>>

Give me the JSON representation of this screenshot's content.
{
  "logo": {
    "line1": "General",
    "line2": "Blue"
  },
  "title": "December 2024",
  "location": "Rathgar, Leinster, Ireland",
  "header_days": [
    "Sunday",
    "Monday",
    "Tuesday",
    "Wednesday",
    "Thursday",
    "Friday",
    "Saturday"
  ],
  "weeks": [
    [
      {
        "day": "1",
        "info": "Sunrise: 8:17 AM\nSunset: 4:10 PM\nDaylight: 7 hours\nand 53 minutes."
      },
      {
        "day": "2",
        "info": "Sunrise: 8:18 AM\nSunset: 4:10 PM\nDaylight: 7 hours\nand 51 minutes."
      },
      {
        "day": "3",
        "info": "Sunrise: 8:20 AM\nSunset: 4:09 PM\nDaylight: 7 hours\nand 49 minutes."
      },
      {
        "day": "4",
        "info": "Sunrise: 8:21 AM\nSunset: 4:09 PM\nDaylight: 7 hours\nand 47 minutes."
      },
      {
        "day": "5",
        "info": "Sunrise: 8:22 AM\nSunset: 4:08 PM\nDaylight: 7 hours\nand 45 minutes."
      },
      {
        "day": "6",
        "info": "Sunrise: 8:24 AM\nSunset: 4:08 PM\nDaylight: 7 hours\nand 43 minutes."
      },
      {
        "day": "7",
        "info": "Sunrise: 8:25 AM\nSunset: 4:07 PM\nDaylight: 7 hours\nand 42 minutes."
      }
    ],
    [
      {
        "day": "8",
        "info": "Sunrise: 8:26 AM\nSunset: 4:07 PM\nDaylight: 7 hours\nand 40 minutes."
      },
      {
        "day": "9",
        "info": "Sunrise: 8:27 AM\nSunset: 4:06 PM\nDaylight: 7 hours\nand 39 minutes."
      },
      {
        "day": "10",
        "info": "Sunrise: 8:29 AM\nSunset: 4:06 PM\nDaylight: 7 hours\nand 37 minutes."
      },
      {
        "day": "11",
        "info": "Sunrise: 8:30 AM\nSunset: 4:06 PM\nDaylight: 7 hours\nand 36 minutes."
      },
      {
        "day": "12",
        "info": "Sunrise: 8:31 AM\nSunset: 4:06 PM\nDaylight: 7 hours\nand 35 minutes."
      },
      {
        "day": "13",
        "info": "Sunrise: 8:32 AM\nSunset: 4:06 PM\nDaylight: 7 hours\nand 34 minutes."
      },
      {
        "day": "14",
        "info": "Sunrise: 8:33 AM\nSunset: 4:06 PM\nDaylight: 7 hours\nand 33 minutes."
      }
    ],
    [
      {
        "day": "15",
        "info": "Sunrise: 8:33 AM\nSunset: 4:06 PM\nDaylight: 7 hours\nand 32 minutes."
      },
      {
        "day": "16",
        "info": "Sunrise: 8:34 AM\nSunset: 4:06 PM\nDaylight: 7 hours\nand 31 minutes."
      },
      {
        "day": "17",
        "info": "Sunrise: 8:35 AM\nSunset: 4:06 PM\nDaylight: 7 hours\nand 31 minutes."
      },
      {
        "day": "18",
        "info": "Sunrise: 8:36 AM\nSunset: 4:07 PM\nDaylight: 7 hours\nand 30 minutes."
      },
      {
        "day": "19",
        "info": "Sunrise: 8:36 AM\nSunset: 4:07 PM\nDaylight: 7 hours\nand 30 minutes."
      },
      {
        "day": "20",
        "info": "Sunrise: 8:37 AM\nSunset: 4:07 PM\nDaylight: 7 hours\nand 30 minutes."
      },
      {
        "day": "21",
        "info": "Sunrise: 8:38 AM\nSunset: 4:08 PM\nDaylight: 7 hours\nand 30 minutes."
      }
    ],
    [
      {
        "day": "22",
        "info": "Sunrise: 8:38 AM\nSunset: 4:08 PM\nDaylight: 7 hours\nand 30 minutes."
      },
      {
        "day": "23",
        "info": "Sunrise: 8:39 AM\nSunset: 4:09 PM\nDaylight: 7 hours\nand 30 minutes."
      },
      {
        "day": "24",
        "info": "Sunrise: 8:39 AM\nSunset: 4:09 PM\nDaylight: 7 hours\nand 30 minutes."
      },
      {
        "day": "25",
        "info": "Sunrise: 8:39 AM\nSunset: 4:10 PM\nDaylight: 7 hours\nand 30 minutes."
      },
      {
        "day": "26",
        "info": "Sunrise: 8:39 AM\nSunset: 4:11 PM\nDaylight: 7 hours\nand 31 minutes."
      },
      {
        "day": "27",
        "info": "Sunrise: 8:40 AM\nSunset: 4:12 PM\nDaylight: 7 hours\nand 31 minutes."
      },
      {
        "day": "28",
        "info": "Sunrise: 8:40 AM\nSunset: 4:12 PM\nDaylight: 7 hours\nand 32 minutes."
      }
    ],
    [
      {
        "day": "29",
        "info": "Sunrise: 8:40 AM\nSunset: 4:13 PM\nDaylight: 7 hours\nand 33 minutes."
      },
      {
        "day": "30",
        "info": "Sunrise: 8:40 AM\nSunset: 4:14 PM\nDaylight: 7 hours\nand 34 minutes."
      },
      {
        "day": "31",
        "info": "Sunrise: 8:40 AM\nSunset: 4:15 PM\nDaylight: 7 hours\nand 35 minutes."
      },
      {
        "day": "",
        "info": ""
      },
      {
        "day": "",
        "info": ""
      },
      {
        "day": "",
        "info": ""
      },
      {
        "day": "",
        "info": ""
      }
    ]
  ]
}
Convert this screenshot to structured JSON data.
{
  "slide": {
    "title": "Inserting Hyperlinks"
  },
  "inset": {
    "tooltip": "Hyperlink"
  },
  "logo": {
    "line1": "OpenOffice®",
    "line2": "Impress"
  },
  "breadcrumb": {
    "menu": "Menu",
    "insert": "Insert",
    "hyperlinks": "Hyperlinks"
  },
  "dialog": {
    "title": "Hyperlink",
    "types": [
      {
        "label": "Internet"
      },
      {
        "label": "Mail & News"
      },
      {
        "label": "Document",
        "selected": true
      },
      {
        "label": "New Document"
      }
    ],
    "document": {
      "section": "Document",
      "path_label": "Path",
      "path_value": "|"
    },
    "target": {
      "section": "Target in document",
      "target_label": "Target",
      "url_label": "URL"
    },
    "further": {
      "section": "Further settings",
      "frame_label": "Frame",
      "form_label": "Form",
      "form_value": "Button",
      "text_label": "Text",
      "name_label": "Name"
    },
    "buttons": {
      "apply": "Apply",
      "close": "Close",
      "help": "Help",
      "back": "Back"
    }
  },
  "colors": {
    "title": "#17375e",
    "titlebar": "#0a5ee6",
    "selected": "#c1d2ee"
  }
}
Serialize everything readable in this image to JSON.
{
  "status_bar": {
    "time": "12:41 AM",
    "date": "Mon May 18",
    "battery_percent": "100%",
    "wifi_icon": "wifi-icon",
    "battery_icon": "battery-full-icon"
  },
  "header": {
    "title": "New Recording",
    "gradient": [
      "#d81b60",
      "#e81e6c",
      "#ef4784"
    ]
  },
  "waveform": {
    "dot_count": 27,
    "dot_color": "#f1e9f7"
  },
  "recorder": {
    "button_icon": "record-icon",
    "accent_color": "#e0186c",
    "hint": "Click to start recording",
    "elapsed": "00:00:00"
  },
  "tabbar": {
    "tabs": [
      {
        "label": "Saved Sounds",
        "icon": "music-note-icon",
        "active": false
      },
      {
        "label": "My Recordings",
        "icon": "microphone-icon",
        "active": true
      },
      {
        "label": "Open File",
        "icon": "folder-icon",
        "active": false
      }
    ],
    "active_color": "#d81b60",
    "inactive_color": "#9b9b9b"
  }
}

<<

§ DIRECTIONS FOR THIS TASK: Pick out every line of the listing containing the word "Hyperlinks", and show those lines.

§ PROBLEM SOLUTION:
    "title": "Inserting Hyperlinks"
    "hyperlinks": "Hyperlinks"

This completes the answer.